▶ **TASK STATEMENT**
Each entry below is to be printed verbatim.

▶ **EXERCISE DATA**
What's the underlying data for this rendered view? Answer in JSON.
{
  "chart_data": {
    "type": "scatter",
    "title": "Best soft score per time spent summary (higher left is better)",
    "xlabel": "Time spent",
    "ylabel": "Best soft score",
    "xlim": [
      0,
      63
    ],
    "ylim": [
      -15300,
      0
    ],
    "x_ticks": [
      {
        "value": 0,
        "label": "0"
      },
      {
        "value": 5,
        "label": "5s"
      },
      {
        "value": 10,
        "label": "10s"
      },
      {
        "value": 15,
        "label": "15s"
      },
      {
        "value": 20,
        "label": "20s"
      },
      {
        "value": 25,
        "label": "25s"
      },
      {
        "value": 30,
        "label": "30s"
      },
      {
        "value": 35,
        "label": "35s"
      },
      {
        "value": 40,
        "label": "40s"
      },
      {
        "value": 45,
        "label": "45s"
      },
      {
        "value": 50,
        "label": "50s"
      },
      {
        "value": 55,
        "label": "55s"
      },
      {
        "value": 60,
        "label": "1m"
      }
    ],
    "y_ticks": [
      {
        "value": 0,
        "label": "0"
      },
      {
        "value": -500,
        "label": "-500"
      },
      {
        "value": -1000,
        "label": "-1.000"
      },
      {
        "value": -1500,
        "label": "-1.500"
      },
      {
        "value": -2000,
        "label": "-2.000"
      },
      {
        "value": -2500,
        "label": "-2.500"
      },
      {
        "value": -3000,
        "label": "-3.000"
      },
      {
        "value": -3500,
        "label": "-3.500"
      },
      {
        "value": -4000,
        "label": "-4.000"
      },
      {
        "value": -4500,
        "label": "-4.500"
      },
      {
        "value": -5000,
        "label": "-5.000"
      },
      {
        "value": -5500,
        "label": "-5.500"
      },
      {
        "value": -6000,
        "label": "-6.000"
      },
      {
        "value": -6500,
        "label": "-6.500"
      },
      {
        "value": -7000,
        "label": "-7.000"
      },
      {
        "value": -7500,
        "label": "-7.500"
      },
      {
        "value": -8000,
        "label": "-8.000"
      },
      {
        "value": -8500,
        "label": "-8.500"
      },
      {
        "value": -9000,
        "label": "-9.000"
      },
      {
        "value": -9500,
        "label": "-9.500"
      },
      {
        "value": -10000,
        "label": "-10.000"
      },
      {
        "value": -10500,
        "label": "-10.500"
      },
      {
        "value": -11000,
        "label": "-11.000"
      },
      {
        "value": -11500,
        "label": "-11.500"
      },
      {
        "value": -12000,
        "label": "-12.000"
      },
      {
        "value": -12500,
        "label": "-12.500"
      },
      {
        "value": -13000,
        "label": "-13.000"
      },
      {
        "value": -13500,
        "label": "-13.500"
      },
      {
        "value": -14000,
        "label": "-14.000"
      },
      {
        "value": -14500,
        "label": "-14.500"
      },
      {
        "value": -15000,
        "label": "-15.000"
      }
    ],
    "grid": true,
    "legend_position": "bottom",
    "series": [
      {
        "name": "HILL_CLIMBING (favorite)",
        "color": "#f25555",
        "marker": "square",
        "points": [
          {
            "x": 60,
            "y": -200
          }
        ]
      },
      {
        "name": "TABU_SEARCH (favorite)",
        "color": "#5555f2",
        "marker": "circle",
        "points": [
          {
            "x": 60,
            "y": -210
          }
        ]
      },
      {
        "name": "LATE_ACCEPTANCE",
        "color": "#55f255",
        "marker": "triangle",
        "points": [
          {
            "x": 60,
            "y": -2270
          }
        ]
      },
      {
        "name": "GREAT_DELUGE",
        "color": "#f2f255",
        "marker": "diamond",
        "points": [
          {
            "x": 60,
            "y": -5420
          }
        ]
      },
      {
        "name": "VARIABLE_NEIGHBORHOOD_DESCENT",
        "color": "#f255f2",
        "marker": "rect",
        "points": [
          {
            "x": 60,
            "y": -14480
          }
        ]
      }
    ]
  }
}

▶ **SOLUTION**
What's the underlying data for this rendered view? Answer in JSON.
{
  "chart_data": {
    "type": "scatter",
    "title": "Best soft score per time spent summary (higher left is better)",
    "xlabel": "Time spent",
    "ylabel": "Best soft score",
    "xlim": [
      0,
      63
    ],
    "ylim": [
      -15300,
      0
    ],
    "x_ticks": [
      {
        "value": 0,
        "label": "0"
      },
      {
        "value": 5,
        "label": "5s"
      },
      {
        "value": 10,
        "label": "10s"
      },
      {
        "value": 15,
        "label": "15s"
      },
      {
        "value": 20,
        "label": "20s"
      },
      {
        "value": 25,
        "label": "25s"
      },
      {
        "value": 30,
        "label": "30s"
      },
      {
        "value": 35,
        "label": "35s"
      },
      {
        "value": 40,
        "label": "40s"
      },
      {
        "value": 45,
        "label": "45s"
      },
      {
        "value": 50,
        "label": "50s"
      },
      {
        "value": 55,
        "label": "55s"
      },
      {
        "value": 60,
        "label": "1m"
      }
    ],
    "y_ticks": [
      {
        "value": 0,
        "label": "0"
      },
      {
        "value": -500,
        "label": "-500"
      },
      {
        "value": -1000,
        "label": "-1.000"
      },
      {
        "value": -1500,
        "label": "-1.500"
      },
      {
        "value": -2000,
        "label": "-2.000"
      },
      {
        "value": -2500,
        "label": "-2.500"
      },
      {
        "value": -3000,
        "label": "-3.000"
      },
      {
        "value": -3500,
        "label": "-3.500"
      },
      {
        "value": -4000,
        "label": "-4.000"
      },
      {
        "value": -4500,
        "label": "-4.500"
      },
      {
        "value": -5000,
        "label": "-5.000"
      },
      {
        "value": -5500,
        "label": "-5.500"
      },
      {
        "value": -6000,
        "label": "-6.000"
      },
      {
        "value": -6500,
        "label": "-6.500"
      },
      {
        "value": -7000,
        "label": "-7.000"
      },
      {
        "value": -7500,
        "label": "-7.500"
      },
      {
        "value": -8000,
        "label": "-8.000"
      },
      {
        "value": -8500,
        "label": "-8.500"
      },
      {
        "value": -9000,
        "label": "-9.000"
      },
      {
        "value": -9500,
        "label": "-9.500"
      },
      {
        "value": -10000,
        "label": "-10.000"
      },
      {
        "value": -10500,
        "label": "-10.500"
      },
      {
        "value": -11000,
        "label": "-11.000"
      },
      {
        "value": -11500,
        "label": "-11.500"
      },
      {
        "value": -12000,
        "label": "-12.000"
      },
      {
        "value": -12500,
        "label": "-12.500"
      },
      {
        "value": -13000,
        "label": "-13.000"
      },
      {
        "value": -13500,
        "label": "-13.500"
      },
      {
        "value": -14000,
        "label": "-14.000"
      },
      {
        "value": -14500,
        "label": "-14.500"
      },
      {
        "value": -15000,
        "label": "-15.000"
      }
    ],
    "grid": true,
    "legend_position": "bottom",
    "series": [
      {
        "name": "HILL_CLIMBING (favorite)",
        "color": "#f25555",
        "marker": "square",
        "points": [
          {
            "x": 60,
            "y": -200
          }
        ]
      },
      {
        "name": "TABU_SEARCH (favorite)",
        "color": "#5555f2",
        "marker": "circle",
        "points": [
          {
            "x": 60,
            "y": -210
          }
        ]
      },
      {
        "name": "LATE_ACCEPTANCE",
        "color": "#55f255",
        "marker": "triangle",
        "points": [
          {
            "x": 60,
            "y": -2270
          }
        ]
      },
      {
        "name": "GREAT_DELUGE",
        "color": "#f2f255",
        "marker": "diamond",
        "points": [
          {
            "x": 60,
            "y": -5420
          }
        ]
      },
      {
        "name": "VARIABLE_NEIGHBORHOOD_DESCENT",
        "color": "#f255f2",
        "marker": "rect",
        "points": [
          {
            "x": 60,
            "y": -14480
          }
        ]
      }
    ]
  }
}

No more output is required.